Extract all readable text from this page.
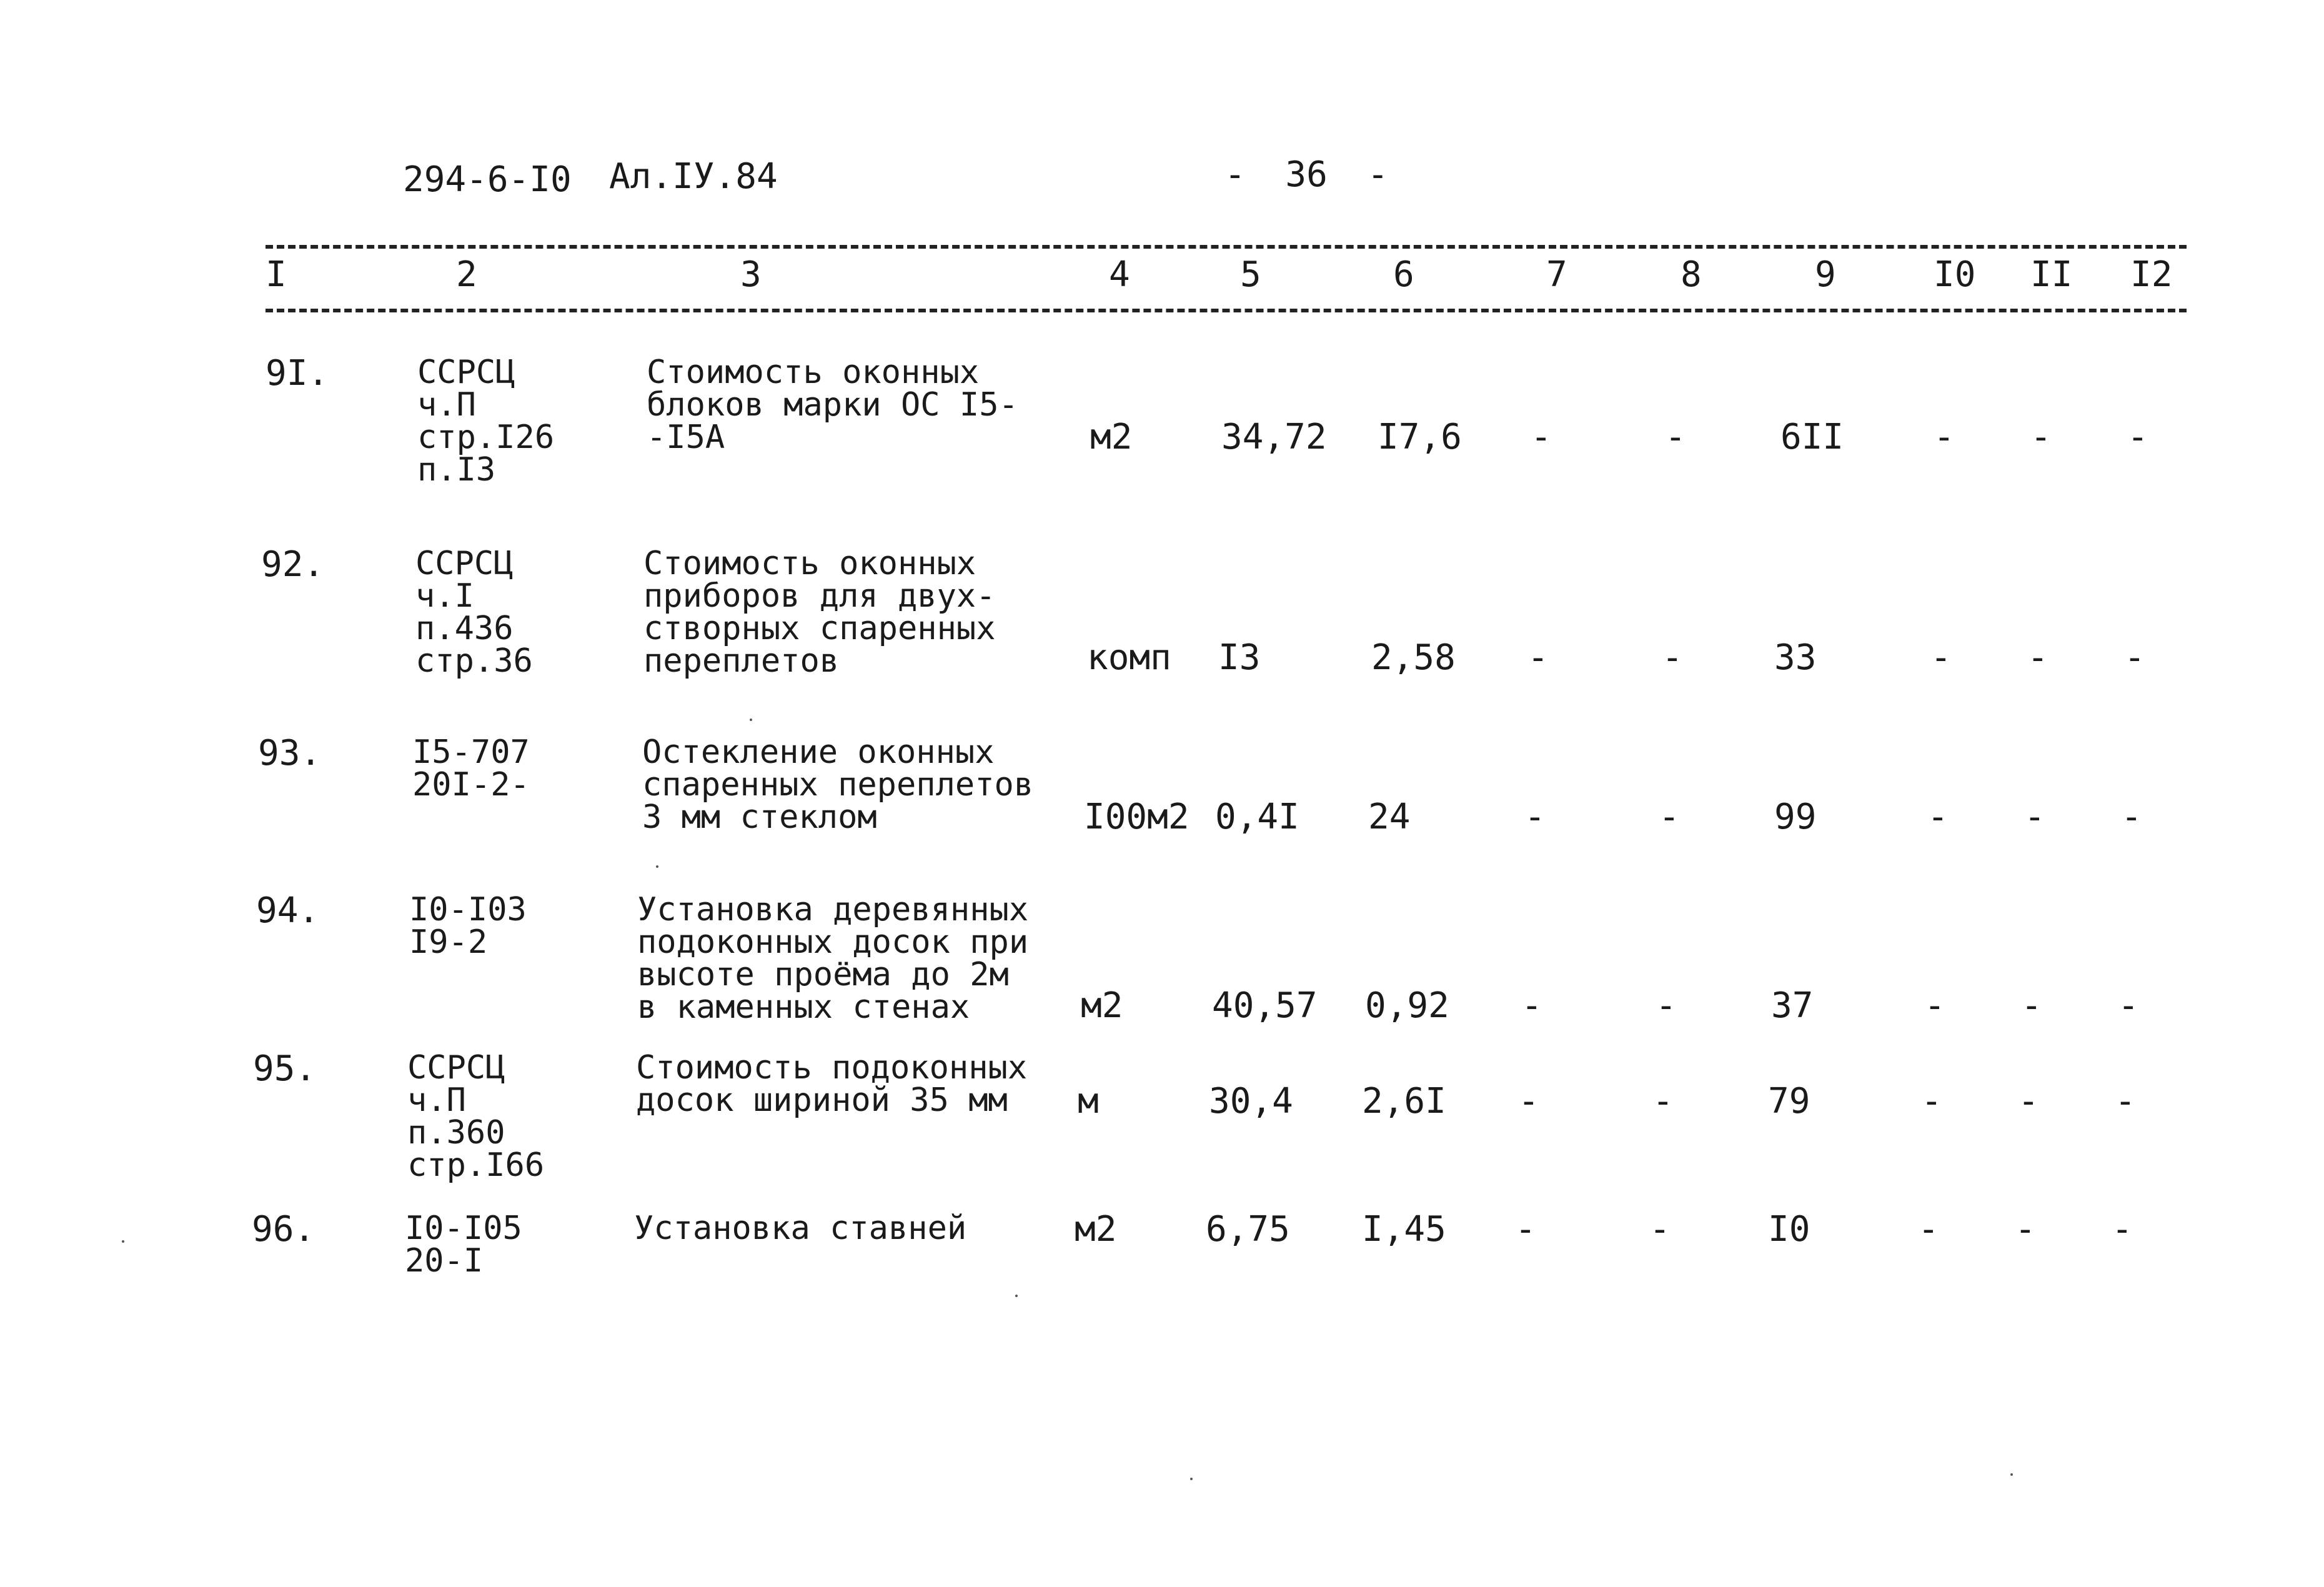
294-6-I0 Ал.IУ.84	- 36 -
I	2	3	4	5	6	7	8	9	I0 II I2
9I.	ССРСЦ
ч.П
стр.I26
п.I3
Стоимость оконных
блоков марки ОС I5-
-I5A	м2	34,72 I7,6 -	-	6II	- - -
92.	ССРСЦ
ч.I
п.436
стр.36
Стоимость оконных
приборов для двух-
створных спаренных
переплетов	комп I3	2,58 -	-	33	- - -
93.	I5-707
20I-2-
Остекление оконных
спаренных переплетов
3 мм стеклом	I00м2 0,4I 24	-	-	99	- - -
94.	I0-I03
I9-2
Установка деревянных
подоконных досок при
высоте проёма до 2м
в каменных стенах	м2	40,57 0,92 -	-	37	- - -
95.	ССРСЦ
ч.П
п.360
стр.I66
Стоимость подоконных
досок шириной 35 мм	м	30,4 2,6I -	-	79	- - -
96.	I0-I05
20-I
Установка ставней	м2	6,75 I,45 -	-	I0	- - -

### Aim of the exercise
Go over the data above and copy every line that has the word "спаренных" in it.

### Solution
створных спаренных
спаренных переплетов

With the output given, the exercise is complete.